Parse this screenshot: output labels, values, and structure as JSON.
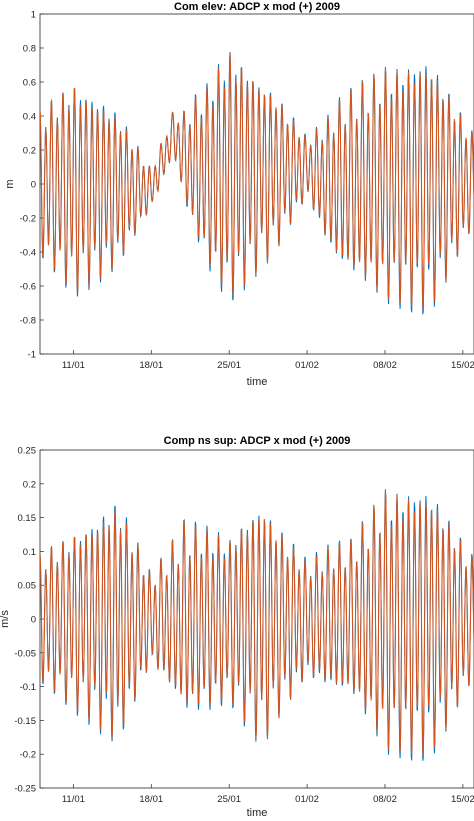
{
  "colors": {
    "adcp": "#0072BD",
    "model": "#D95319"
  },
  "chart_data": [
    {
      "type": "line",
      "title": "Com elev: ADCP x mod (+) 2009",
      "xlabel": "time",
      "ylabel": "m",
      "xlim": [
        "2009-01-08",
        "2009-02-16"
      ],
      "ylim": [
        -1,
        1
      ],
      "xticks": [
        "11/01",
        "18/01",
        "25/01",
        "01/02",
        "08/02",
        "15/02"
      ],
      "xtick_dates": [
        "2009-01-11",
        "2009-01-18",
        "2009-01-25",
        "2009-02-01",
        "2009-02-08",
        "2009-02-15"
      ],
      "yticks": [
        "-1",
        "-0.8",
        "-0.6",
        "-0.4",
        "-0.2",
        "0",
        "0.2",
        "0.4",
        "0.6",
        "0.8",
        "1"
      ],
      "signal": "semidiurnal tidal oscillation",
      "envelope": {
        "dates": [
          "2009-01-08",
          "2009-01-11",
          "2009-01-15",
          "2009-01-18",
          "2009-01-20",
          "2009-01-22",
          "2009-01-25",
          "2009-01-29",
          "2009-02-01",
          "2009-02-04",
          "2009-02-08",
          "2009-02-12",
          "2009-02-16"
        ],
        "amplitude": [
          0.45,
          0.72,
          0.45,
          0.12,
          0.15,
          0.45,
          0.75,
          0.55,
          0.18,
          0.5,
          0.78,
          0.75,
          0.3
        ]
      },
      "mean_level": {
        "dates": [
          "2009-01-08",
          "2009-01-18",
          "2009-01-20",
          "2009-01-21",
          "2009-01-23",
          "2009-02-01",
          "2009-02-03",
          "2009-02-16"
        ],
        "values": [
          0,
          -0.03,
          0.3,
          0.15,
          0.05,
          0.1,
          0,
          0.02
        ]
      }
    },
    {
      "type": "line",
      "title": "Comp ns sup: ADCP x mod (+) 2009",
      "xlabel": "time",
      "ylabel": "m/s",
      "xlim": [
        "2009-01-08",
        "2009-02-16"
      ],
      "ylim": [
        -0.25,
        0.25
      ],
      "xticks": [
        "11/01",
        "18/01",
        "25/01",
        "01/02",
        "08/02",
        "15/02"
      ],
      "xtick_dates": [
        "2009-01-11",
        "2009-01-18",
        "2009-01-25",
        "2009-02-01",
        "2009-02-08",
        "2009-02-15"
      ],
      "yticks": [
        "-0.25",
        "-0.2",
        "-0.15",
        "-0.1",
        "-0.05",
        "0",
        "0.05",
        "0.1",
        "0.15",
        "0.2",
        "0.25"
      ],
      "signal": "semidiurnal tidal current",
      "envelope": {
        "dates": [
          "2009-01-08",
          "2009-01-11",
          "2009-01-15",
          "2009-01-18",
          "2009-01-21",
          "2009-01-25",
          "2009-01-28",
          "2009-02-01",
          "2009-02-05",
          "2009-02-08",
          "2009-02-12",
          "2009-02-16"
        ],
        "amplitude": [
          0.1,
          0.15,
          0.18,
          0.07,
          0.16,
          0.12,
          0.2,
          0.09,
          0.12,
          0.22,
          0.2,
          0.1
        ]
      },
      "mean_level": {
        "dates": [
          "2009-01-08",
          "2009-02-16"
        ],
        "values": [
          0,
          0
        ]
      }
    }
  ]
}
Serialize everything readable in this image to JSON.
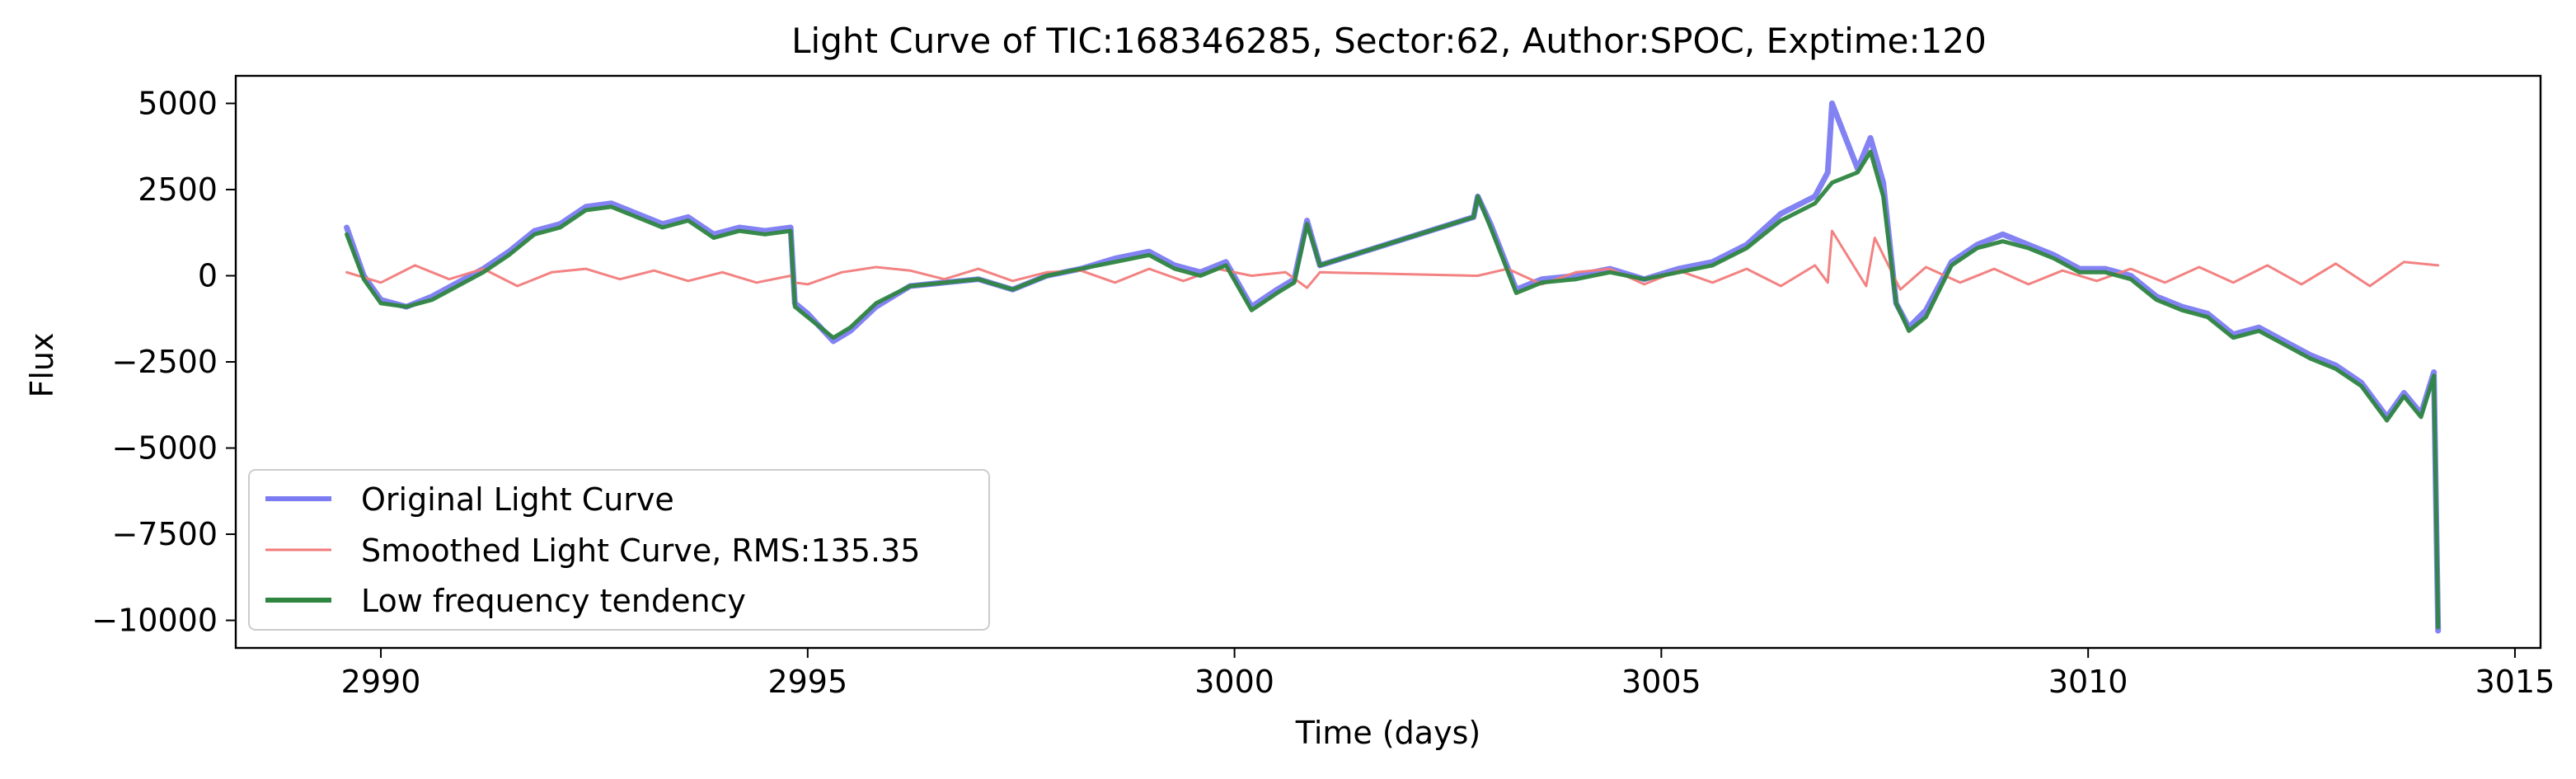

^^^^^^^^^^^^^^^^

*The problem:* Gather each line in these records that contains the string "this".

*Answer below:*
Parse this screenshot: output labels, values, and structure as JSON.
Serialize everything readable in this image to JSON.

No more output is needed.